- EXERCISE DETAILS:
Find all lines in the listing that include the word "title", then copy them.

- EXERCISE INPUT:
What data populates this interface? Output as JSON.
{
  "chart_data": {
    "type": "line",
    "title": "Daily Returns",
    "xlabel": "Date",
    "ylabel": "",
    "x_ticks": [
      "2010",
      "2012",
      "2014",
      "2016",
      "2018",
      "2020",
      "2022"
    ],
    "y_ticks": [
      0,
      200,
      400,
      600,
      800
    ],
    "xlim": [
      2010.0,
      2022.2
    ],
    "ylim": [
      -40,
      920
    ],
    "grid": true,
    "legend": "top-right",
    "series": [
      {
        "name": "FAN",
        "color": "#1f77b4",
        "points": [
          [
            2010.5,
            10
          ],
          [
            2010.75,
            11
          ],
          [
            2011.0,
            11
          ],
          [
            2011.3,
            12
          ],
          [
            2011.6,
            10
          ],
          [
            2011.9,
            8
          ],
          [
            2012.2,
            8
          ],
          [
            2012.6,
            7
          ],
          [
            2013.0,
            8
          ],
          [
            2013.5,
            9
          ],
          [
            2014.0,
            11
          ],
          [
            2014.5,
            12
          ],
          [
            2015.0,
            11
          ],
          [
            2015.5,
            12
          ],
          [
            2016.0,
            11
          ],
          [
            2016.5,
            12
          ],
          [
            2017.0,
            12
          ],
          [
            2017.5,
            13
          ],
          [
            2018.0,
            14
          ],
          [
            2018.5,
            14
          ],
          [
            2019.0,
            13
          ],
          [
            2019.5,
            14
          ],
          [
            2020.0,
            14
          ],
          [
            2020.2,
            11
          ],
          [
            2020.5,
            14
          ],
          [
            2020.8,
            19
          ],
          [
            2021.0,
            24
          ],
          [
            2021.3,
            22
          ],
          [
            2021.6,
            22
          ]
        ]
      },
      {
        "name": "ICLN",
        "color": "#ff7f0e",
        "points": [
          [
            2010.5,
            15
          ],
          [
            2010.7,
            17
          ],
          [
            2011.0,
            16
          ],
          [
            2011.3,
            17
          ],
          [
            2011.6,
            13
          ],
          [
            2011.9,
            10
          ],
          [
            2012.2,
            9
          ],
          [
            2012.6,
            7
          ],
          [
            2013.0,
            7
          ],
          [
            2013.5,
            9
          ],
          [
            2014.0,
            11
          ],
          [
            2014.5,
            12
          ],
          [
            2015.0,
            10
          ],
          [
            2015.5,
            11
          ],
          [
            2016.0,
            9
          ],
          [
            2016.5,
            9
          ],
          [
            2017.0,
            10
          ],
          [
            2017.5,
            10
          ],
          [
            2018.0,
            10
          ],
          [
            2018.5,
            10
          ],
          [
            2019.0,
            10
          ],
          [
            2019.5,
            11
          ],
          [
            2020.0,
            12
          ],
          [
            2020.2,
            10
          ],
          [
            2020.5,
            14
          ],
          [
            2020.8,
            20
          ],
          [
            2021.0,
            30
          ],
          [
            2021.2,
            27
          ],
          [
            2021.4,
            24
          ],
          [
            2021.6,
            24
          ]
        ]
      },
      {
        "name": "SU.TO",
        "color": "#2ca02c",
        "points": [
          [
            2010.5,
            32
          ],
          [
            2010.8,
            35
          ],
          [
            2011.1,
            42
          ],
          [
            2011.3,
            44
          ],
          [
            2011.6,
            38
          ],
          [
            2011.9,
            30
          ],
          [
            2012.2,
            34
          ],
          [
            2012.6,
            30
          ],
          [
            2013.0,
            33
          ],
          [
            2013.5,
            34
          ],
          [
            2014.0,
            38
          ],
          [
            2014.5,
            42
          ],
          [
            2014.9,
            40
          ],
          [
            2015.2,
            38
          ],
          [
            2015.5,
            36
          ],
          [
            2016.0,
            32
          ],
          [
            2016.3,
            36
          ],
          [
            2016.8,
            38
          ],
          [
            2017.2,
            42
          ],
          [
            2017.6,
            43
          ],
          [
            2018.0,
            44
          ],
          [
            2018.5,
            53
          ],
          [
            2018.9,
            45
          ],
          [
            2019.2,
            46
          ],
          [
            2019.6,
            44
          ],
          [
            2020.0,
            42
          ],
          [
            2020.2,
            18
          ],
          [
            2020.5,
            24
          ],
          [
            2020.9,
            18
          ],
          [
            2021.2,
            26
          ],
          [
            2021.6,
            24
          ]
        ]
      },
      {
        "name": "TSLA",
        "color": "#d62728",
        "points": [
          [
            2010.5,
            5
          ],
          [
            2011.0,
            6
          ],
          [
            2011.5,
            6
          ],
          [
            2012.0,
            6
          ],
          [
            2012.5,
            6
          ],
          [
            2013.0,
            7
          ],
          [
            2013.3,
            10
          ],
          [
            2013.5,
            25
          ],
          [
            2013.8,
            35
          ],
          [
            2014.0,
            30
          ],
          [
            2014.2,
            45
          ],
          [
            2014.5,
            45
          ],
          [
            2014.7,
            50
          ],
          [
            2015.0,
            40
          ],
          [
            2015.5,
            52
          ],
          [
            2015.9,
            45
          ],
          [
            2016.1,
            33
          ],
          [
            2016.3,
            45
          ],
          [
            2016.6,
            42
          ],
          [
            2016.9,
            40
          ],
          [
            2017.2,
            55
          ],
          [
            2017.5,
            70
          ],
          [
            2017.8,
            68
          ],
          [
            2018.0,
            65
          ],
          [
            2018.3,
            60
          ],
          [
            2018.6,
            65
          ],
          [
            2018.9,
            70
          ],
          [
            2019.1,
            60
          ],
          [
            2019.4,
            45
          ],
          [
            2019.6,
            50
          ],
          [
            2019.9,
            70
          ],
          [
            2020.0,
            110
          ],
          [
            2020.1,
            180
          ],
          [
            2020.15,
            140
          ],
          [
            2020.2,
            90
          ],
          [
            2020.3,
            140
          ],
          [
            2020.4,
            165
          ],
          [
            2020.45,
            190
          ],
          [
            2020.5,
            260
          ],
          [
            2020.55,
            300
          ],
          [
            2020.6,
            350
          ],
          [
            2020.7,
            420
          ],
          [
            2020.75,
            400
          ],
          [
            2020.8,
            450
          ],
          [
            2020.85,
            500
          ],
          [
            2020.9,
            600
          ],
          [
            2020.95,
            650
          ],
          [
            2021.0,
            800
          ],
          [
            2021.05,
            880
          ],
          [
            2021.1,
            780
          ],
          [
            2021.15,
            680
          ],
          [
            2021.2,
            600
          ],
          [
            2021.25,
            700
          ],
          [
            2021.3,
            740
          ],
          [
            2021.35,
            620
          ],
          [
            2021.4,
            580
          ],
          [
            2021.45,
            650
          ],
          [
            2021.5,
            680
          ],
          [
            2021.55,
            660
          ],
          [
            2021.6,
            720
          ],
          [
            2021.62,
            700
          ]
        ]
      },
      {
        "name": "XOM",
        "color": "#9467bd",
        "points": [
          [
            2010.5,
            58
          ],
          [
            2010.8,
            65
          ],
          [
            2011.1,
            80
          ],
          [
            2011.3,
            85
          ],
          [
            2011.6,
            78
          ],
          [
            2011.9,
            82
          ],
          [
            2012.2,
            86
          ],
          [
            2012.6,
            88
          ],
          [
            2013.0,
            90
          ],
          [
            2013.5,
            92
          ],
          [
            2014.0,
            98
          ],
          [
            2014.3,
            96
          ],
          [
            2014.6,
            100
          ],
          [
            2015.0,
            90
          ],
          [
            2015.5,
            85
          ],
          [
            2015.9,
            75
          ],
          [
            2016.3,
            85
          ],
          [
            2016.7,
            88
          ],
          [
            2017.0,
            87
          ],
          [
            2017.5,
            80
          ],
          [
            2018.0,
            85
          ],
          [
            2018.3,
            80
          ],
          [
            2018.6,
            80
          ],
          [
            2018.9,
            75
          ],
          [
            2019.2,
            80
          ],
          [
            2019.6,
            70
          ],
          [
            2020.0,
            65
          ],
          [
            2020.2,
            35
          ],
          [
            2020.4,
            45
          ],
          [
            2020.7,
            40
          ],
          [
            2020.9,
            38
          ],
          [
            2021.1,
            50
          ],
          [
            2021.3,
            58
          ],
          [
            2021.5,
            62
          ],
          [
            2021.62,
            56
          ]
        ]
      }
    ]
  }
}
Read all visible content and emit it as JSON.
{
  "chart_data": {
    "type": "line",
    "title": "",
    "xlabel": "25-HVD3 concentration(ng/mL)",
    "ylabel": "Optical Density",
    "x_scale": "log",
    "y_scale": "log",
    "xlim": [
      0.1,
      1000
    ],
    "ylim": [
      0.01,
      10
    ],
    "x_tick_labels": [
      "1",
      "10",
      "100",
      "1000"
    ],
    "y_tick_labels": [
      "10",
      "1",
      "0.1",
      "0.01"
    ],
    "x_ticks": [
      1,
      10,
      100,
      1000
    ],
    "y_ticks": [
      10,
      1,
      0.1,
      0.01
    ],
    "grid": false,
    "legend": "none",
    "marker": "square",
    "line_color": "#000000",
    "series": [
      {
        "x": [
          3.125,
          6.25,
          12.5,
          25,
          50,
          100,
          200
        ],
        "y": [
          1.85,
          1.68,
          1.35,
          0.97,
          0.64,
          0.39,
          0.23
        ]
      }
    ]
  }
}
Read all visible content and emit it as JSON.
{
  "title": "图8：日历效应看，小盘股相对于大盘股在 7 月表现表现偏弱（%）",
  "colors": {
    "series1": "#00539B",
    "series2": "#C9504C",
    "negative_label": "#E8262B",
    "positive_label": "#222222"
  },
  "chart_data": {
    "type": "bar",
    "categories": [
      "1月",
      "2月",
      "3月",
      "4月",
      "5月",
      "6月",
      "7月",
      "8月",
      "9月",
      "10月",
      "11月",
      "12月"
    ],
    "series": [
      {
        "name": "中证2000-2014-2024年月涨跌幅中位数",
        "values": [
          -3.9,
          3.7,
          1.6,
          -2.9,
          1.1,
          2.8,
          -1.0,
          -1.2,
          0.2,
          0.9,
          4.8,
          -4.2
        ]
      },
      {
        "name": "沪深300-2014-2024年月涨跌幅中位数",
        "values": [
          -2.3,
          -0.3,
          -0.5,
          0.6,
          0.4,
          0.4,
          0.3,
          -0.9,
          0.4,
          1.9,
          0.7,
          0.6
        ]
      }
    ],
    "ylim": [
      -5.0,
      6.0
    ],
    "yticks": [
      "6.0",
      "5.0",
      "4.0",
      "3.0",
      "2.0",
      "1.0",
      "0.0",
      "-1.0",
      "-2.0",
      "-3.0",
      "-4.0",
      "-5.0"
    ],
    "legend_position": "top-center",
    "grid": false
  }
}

- REPLY:
    "title": "Daily Returns",
    "title": "",
  "title": "图8：日历效应看，小盘股相对于大盘股在 7 月表现表现偏弱（%）",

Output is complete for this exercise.